::: Records for the exercise

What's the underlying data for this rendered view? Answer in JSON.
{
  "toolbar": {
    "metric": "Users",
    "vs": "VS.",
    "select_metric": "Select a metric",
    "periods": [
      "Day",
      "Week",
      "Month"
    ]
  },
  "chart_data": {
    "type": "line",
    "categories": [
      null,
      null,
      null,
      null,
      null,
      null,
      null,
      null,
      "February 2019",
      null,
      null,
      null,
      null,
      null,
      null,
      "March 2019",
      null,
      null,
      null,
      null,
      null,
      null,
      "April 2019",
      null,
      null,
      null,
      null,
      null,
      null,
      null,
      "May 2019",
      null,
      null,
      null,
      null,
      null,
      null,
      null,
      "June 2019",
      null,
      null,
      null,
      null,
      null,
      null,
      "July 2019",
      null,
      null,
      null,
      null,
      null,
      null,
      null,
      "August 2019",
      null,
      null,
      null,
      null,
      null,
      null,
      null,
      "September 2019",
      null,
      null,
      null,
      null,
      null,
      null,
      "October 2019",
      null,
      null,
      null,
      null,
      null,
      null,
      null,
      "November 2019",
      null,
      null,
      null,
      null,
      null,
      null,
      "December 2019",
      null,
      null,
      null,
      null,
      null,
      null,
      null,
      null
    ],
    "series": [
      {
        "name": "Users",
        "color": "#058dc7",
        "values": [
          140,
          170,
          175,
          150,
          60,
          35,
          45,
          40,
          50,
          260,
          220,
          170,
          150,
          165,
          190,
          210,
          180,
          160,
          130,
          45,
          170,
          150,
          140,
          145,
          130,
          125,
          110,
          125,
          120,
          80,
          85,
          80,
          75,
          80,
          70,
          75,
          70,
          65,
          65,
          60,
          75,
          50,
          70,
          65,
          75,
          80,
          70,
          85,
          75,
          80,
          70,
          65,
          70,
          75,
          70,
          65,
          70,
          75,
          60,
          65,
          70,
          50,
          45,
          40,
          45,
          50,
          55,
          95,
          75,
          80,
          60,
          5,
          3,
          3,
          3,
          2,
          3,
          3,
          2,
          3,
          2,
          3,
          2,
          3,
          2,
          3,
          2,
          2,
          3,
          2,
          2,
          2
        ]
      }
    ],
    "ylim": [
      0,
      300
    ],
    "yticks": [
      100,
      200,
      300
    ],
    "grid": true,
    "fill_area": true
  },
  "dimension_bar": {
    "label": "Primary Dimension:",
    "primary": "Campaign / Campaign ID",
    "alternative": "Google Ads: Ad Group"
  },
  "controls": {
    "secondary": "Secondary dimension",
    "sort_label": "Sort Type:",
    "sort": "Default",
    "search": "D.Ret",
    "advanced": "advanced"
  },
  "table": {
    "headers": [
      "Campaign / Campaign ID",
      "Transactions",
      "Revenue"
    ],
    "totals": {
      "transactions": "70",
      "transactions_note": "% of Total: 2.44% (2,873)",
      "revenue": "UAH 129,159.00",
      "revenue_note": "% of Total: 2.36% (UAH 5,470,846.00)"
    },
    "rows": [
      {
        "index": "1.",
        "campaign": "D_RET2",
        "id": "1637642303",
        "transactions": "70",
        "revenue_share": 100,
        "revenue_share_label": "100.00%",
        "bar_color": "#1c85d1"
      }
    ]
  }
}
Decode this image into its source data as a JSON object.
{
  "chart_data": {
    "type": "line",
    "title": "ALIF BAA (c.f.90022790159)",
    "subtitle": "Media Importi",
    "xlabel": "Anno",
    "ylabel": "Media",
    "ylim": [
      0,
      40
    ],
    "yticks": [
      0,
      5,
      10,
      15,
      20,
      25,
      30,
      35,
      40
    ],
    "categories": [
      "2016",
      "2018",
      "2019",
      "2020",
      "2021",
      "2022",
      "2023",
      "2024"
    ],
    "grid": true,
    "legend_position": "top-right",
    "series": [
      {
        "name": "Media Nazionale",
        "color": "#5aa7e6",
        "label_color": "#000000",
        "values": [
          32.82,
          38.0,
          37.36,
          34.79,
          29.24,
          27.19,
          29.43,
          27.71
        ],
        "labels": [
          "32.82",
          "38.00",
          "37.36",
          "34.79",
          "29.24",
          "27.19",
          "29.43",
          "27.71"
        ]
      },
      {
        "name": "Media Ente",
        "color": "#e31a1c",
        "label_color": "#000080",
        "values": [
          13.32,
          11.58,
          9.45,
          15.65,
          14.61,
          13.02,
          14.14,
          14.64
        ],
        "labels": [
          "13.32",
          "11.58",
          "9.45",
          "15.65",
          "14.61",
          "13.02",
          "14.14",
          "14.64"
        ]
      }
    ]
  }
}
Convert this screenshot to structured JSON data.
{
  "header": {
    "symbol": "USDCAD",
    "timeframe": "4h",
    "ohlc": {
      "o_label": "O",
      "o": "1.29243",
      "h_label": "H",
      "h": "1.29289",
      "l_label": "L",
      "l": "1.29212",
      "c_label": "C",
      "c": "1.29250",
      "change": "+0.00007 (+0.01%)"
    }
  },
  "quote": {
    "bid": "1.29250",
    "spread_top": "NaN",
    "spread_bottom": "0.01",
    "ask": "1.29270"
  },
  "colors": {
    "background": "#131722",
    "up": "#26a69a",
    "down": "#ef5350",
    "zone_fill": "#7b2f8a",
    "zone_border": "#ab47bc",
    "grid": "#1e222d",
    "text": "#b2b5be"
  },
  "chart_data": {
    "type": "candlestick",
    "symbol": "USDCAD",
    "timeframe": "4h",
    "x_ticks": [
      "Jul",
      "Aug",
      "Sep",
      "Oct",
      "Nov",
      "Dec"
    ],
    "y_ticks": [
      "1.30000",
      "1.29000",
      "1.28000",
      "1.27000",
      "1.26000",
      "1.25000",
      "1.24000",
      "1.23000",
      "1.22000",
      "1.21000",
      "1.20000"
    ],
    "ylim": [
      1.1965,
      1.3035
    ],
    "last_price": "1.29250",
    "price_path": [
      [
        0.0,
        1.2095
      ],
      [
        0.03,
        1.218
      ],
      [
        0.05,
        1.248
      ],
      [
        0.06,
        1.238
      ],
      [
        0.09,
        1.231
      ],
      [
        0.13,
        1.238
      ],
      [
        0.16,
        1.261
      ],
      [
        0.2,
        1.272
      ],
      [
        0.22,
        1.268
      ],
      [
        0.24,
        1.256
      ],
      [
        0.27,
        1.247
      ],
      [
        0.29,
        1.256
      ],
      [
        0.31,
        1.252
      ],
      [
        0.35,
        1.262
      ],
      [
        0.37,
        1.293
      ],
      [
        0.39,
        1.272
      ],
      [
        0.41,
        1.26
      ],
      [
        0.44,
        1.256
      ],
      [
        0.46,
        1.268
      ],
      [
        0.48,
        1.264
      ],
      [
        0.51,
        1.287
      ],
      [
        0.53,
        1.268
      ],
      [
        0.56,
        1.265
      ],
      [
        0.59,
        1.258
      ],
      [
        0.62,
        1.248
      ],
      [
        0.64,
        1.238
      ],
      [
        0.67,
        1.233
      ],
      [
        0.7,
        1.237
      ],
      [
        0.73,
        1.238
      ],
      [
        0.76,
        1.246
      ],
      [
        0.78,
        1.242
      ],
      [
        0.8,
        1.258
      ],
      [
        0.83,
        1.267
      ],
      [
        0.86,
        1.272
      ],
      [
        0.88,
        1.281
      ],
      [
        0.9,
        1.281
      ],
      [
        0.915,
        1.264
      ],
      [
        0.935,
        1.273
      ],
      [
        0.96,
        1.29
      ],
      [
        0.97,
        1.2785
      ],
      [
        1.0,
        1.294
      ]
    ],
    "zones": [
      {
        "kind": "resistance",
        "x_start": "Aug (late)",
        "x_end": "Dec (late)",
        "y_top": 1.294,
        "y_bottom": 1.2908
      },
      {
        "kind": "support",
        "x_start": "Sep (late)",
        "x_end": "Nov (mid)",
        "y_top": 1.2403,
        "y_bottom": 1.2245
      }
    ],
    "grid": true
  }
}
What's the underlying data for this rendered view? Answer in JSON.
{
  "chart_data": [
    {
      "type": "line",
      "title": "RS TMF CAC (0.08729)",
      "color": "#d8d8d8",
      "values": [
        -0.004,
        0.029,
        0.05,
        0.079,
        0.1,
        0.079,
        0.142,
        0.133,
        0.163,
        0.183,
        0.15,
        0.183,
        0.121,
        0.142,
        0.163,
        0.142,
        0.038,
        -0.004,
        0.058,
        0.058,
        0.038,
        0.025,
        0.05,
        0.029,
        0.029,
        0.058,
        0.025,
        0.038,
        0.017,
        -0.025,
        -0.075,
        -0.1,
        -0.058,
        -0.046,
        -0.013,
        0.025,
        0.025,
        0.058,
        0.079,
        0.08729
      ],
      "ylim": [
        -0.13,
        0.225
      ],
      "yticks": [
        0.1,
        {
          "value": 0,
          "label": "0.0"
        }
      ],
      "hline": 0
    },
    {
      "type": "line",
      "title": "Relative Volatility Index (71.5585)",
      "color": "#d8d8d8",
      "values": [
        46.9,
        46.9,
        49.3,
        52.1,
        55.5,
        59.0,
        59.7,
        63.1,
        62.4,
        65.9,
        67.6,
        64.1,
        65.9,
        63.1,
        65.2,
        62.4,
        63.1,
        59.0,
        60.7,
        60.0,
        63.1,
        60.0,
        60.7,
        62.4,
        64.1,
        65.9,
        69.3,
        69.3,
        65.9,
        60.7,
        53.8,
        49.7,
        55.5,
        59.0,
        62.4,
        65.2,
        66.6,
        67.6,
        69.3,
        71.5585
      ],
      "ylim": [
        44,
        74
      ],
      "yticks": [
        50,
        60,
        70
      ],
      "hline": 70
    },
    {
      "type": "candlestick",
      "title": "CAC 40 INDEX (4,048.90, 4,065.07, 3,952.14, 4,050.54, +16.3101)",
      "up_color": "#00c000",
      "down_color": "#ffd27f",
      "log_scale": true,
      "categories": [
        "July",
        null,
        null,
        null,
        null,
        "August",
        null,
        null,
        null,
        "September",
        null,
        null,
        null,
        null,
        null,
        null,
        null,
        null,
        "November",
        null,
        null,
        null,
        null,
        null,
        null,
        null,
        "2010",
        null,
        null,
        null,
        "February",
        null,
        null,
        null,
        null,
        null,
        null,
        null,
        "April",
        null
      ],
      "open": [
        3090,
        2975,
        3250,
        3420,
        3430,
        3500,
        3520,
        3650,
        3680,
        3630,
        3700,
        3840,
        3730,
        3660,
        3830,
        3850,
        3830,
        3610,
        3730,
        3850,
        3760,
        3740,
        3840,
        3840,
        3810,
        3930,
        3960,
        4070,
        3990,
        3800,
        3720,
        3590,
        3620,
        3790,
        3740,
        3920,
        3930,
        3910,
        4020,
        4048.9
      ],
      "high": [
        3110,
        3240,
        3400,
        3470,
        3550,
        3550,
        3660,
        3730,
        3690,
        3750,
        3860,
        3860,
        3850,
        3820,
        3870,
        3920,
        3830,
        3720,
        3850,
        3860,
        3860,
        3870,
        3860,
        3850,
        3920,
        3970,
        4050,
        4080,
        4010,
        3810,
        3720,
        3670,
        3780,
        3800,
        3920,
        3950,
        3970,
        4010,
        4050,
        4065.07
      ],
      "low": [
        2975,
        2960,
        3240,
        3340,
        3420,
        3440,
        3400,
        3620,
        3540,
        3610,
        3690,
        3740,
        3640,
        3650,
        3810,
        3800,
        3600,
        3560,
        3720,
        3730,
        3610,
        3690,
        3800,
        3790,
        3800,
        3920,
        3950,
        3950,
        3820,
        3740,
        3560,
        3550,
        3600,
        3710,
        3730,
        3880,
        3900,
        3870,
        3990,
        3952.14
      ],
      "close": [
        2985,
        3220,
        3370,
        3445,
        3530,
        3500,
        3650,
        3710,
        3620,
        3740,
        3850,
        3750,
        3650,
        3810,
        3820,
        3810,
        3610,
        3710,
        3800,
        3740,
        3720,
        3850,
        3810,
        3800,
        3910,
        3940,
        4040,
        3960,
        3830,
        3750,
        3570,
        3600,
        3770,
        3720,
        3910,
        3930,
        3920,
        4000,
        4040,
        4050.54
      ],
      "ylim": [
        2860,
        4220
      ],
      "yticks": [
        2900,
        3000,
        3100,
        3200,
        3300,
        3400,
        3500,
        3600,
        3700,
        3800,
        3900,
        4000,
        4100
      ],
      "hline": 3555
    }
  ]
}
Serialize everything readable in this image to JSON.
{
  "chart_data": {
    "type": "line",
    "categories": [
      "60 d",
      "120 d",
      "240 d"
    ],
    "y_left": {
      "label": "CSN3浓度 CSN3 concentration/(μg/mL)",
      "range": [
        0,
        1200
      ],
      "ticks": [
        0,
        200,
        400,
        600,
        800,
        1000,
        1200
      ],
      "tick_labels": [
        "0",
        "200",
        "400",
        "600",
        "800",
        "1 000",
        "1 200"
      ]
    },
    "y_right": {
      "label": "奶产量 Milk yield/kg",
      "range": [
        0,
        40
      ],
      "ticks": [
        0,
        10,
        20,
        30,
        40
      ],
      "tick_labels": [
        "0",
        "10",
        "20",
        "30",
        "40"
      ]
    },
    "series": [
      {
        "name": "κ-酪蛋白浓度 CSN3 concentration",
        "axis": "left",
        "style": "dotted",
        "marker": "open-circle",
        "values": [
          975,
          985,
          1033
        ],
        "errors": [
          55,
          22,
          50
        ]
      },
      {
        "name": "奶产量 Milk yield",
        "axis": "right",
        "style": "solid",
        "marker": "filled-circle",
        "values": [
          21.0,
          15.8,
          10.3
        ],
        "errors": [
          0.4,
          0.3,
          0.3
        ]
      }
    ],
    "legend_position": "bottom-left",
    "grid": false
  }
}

::::::

● Instruction: Above are the records; copy every line in them that holds the word "Media".

● Written answer:
    "subtitle": "Media Importi",
    "ylabel": "Media",
        "name": "Media Nazionale",
        "name": "Media Ente",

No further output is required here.